■ **Supplied material**:
** Begin **
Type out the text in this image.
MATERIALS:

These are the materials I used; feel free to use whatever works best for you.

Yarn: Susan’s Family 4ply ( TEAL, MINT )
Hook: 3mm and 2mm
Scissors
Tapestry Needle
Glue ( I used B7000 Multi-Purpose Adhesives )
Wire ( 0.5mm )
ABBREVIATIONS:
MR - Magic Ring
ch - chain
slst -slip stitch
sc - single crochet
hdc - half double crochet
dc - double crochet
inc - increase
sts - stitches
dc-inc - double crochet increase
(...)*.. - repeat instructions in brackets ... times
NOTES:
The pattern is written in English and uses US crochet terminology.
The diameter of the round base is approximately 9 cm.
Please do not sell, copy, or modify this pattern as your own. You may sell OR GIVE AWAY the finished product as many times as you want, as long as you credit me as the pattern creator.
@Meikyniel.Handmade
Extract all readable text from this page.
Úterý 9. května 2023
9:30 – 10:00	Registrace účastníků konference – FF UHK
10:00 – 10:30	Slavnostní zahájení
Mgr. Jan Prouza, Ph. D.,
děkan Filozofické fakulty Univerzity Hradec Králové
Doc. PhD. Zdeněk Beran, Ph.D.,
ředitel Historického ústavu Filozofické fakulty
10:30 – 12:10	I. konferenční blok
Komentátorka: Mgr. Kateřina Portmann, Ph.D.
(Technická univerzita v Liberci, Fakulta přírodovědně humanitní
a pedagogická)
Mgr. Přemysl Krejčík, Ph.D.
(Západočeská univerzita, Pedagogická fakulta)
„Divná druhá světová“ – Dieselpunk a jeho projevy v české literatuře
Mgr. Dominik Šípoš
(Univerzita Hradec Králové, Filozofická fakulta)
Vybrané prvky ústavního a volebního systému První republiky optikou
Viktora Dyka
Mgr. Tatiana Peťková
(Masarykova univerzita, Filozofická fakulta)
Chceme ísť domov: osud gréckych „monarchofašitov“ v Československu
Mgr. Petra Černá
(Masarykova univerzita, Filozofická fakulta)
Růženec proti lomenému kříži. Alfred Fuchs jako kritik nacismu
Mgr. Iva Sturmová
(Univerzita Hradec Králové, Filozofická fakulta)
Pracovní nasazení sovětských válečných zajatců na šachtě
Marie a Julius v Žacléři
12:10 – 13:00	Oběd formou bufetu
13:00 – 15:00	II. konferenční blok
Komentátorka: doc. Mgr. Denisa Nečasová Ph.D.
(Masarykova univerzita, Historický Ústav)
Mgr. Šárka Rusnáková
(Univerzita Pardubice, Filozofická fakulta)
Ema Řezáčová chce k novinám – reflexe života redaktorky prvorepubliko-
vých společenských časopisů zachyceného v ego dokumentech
** End **
Repeat exactly, and only, the lines from the one containing "Extract all readable text from this page." through the end of the material.

Extract all readable text from this page.
Úterý 9. května 2023
9:30 – 10:00	Registrace účastníků konference – FF UHK
10:00 – 10:30	Slavnostní zahájení
Mgr. Jan Prouza, Ph. D.,
děkan Filozofické fakulty Univerzity Hradec Králové
Doc. PhD. Zdeněk Beran, Ph.D.,
ředitel Historického ústavu Filozofické fakulty
10:30 – 12:10	I. konferenční blok
Komentátorka: Mgr. Kateřina Portmann, Ph.D.
(Technická univerzita v Liberci, Fakulta přírodovědně humanitní
a pedagogická)
Mgr. Přemysl Krejčík, Ph.D.
(Západočeská univerzita, Pedagogická fakulta)
„Divná druhá světová“ – Dieselpunk a jeho projevy v české literatuře
Mgr. Dominik Šípoš
(Univerzita Hradec Králové, Filozofická fakulta)
Vybrané prvky ústavního a volebního systému První republiky optikou
Viktora Dyka
Mgr. Tatiana Peťková
(Masarykova univerzita, Filozofická fakulta)
Chceme ísť domov: osud gréckych „monarchofašitov“ v Československu
Mgr. Petra Černá
(Masarykova univerzita, Filozofická fakulta)
Růženec proti lomenému kříži. Alfred Fuchs jako kritik nacismu
Mgr. Iva Sturmová
(Univerzita Hradec Králové, Filozofická fakulta)
Pracovní nasazení sovětských válečných zajatců na šachtě
Marie a Julius v Žacléři
12:10 – 13:00	Oběd formou bufetu
13:00 – 15:00	II. konferenční blok
Komentátorka: doc. Mgr. Denisa Nečasová Ph.D.
(Masarykova univerzita, Historický Ústav)
Mgr. Šárka Rusnáková
(Univerzita Pardubice, Filozofická fakulta)
Ema Řezáčová chce k novinám – reflexe života redaktorky prvorepubliko-
vých společenských časopisů zachyceného v ego dokumentech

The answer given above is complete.